# WRITTEN INSTRUCTION
Restate every line of the material, word for word.

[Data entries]
══════════════════════════════

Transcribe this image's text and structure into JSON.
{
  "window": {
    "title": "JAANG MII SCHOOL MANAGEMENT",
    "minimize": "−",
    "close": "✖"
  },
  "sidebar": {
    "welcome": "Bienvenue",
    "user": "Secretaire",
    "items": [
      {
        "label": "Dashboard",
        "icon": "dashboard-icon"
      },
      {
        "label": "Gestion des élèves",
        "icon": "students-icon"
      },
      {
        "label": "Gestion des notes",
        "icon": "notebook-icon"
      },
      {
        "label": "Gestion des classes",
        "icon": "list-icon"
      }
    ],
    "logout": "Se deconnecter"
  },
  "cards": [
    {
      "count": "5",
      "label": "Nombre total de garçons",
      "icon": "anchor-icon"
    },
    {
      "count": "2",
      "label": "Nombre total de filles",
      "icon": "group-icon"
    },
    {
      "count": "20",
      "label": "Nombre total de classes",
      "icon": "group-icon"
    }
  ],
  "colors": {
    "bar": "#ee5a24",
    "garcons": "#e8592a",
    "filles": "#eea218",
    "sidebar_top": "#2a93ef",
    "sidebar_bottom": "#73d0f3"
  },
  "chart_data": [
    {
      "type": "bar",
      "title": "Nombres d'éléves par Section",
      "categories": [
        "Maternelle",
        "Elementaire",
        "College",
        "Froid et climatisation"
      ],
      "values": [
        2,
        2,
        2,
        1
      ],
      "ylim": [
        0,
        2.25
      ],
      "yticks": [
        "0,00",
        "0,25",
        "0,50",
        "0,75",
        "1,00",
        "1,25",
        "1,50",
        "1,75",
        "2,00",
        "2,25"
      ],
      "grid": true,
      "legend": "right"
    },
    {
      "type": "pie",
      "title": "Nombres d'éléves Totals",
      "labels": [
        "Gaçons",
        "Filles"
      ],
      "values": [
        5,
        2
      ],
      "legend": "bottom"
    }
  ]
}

══════════════════════════════

# FINISHED ANSWER
Transcribe this image's text and structure into JSON.
{
  "window": {
    "title": "JAANG MII SCHOOL MANAGEMENT",
    "minimize": "−",
    "close": "✖"
  },
  "sidebar": {
    "welcome": "Bienvenue",
    "user": "Secretaire",
    "items": [
      {
        "label": "Dashboard",
        "icon": "dashboard-icon"
      },
      {
        "label": "Gestion des élèves",
        "icon": "students-icon"
      },
      {
        "label": "Gestion des notes",
        "icon": "notebook-icon"
      },
      {
        "label": "Gestion des classes",
        "icon": "list-icon"
      }
    ],
    "logout": "Se deconnecter"
  },
  "cards": [
    {
      "count": "5",
      "label": "Nombre total de garçons",
      "icon": "anchor-icon"
    },
    {
      "count": "2",
      "label": "Nombre total de filles",
      "icon": "group-icon"
    },
    {
      "count": "20",
      "label": "Nombre total de classes",
      "icon": "group-icon"
    }
  ],
  "colors": {
    "bar": "#ee5a24",
    "garcons": "#e8592a",
    "filles": "#eea218",
    "sidebar_top": "#2a93ef",
    "sidebar_bottom": "#73d0f3"
  },
  "chart_data": [
    {
      "type": "bar",
      "title": "Nombres d'éléves par Section",
      "categories": [
        "Maternelle",
        "Elementaire",
        "College",
        "Froid et climatisation"
      ],
      "values": [
        2,
        2,
        2,
        1
      ],
      "ylim": [
        0,
        2.25
      ],
      "yticks": [
        "0,00",
        "0,25",
        "0,50",
        "0,75",
        "1,00",
        "1,25",
        "1,50",
        "1,75",
        "2,00",
        "2,25"
      ],
      "grid": true,
      "legend": "right"
    },
    {
      "type": "pie",
      "title": "Nombres d'éléves Totals",
      "labels": [
        "Gaçons",
        "Filles"
      ],
      "values": [
        5,
        2
      ],
      "legend": "bottom"
    }
  ]
}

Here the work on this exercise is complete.